Task => With the pictures omitted, write out the entries that follow exactly as they stand.

^^^^^^^^^^^^^^^^

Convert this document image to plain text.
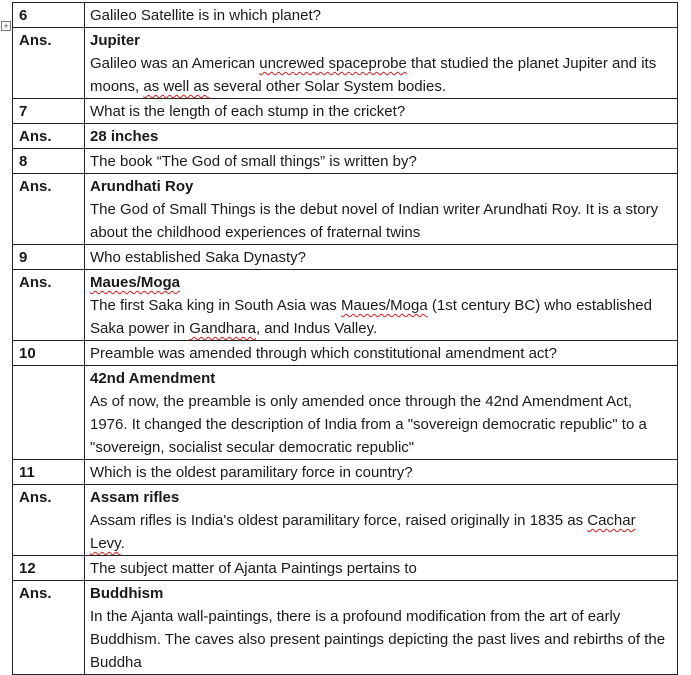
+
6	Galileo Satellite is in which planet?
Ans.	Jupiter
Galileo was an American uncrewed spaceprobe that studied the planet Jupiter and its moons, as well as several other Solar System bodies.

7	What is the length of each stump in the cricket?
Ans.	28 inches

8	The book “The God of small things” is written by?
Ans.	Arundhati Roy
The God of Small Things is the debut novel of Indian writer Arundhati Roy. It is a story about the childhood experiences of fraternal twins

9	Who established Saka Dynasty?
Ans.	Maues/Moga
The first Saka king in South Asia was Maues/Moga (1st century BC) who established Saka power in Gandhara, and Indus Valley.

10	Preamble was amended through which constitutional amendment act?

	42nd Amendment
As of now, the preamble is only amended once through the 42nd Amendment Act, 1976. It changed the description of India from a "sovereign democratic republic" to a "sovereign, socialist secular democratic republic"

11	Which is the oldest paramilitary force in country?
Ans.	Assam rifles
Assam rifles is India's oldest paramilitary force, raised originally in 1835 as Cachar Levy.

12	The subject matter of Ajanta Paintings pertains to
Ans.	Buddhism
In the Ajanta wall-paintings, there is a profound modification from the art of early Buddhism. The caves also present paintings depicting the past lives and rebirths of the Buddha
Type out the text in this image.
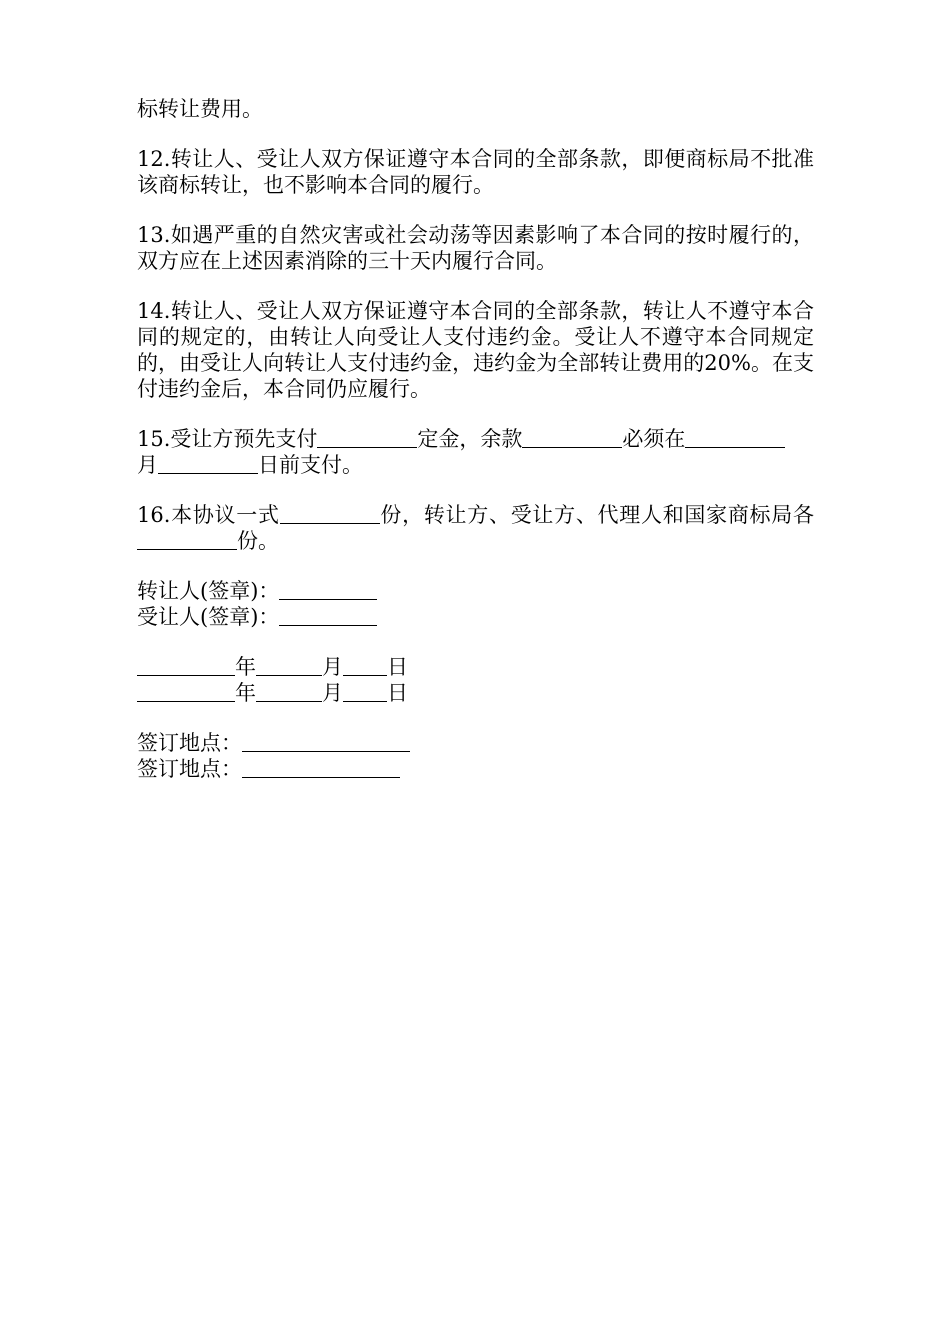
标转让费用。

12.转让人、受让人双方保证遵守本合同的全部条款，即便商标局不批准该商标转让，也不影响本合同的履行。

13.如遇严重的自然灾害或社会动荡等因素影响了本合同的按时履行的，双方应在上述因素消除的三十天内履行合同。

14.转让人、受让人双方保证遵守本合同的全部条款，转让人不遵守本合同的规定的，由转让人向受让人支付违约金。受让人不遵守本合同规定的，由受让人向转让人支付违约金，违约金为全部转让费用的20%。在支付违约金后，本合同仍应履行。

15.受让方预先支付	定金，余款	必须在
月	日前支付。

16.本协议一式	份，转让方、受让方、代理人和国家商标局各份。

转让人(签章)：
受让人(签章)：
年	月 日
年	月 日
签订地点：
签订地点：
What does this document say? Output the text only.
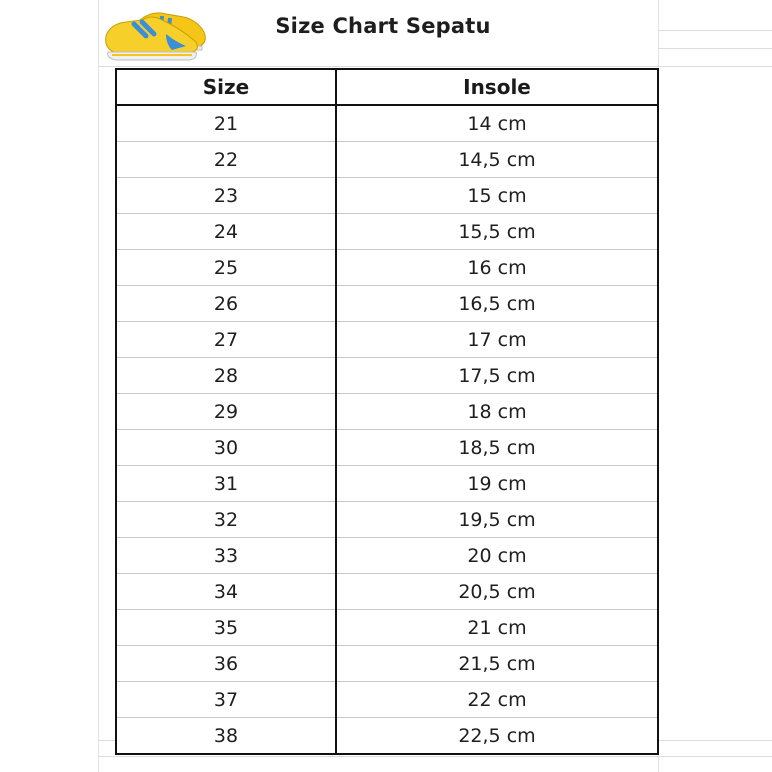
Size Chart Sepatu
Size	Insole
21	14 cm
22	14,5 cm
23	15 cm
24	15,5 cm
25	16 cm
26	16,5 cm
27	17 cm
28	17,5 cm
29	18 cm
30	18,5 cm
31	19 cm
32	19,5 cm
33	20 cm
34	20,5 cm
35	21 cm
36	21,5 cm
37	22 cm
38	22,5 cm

^^^^^^^^^^^^^^^^

Task solution =>
Convert this document image to plain text.
+
6	Galileo Satellite is in which planet?
Ans.	Jupiter
Galileo was an American uncrewed spaceprobe that studied the planet Jupiter and its moons, as well as several other Solar System bodies.

7	What is the length of each stump in the cricket?
Ans.	28 inches

8	The book “The God of small things” is written by?
Ans.	Arundhati Roy
The God of Small Things is the debut novel of Indian writer Arundhati Roy. It is a story about the childhood experiences of fraternal twins

9	Who established Saka Dynasty?
Ans.	Maues/Moga
The first Saka king in South Asia was Maues/Moga (1st century BC) who established Saka power in Gandhara, and Indus Valley.

10	Preamble was amended through which constitutional amendment act?

	42nd Amendment
As of now, the preamble is only amended once through the 42nd Amendment Act, 1976. It changed the description of India from a "sovereign democratic republic" to a "sovereign, socialist secular democratic republic"

11	Which is the oldest paramilitary force in country?
Ans.	Assam rifles
Assam rifles is India's oldest paramilitary force, raised originally in 1835 as Cachar Levy.

12	The subject matter of Ajanta Paintings pertains to
Ans.	Buddhism
In the Ajanta wall-paintings, there is a profound modification from the art of early Buddhism. The caves also present paintings depicting the past lives and rebirths of the Buddha
Type out the text in this image.
标转让费用。

12.转让人、受让人双方保证遵守本合同的全部条款，即便商标局不批准该商标转让，也不影响本合同的履行。

13.如遇严重的自然灾害或社会动荡等因素影响了本合同的按时履行的，双方应在上述因素消除的三十天内履行合同。

14.转让人、受让人双方保证遵守本合同的全部条款，转让人不遵守本合同的规定的，由转让人向受让人支付违约金。受让人不遵守本合同规定的，由受让人向转让人支付违约金，违约金为全部转让费用的20%。在支付违约金后，本合同仍应履行。

15.受让方预先支付	定金，余款	必须在
月	日前支付。

16.本协议一式	份，转让方、受让方、代理人和国家商标局各份。

转让人(签章)：
受让人(签章)：
年	月 日
年	月 日
签订地点：
签订地点：
What does this document say? Output the text only.
Size Chart Sepatu
Size	Insole
21	14 cm
22	14,5 cm
23	15 cm
24	15,5 cm
25	16 cm
26	16,5 cm
27	17 cm
28	17,5 cm
29	18 cm
30	18,5 cm
31	19 cm
32	19,5 cm
33	20 cm
34	20,5 cm
35	21 cm
36	21,5 cm
37	22 cm
38	22,5 cm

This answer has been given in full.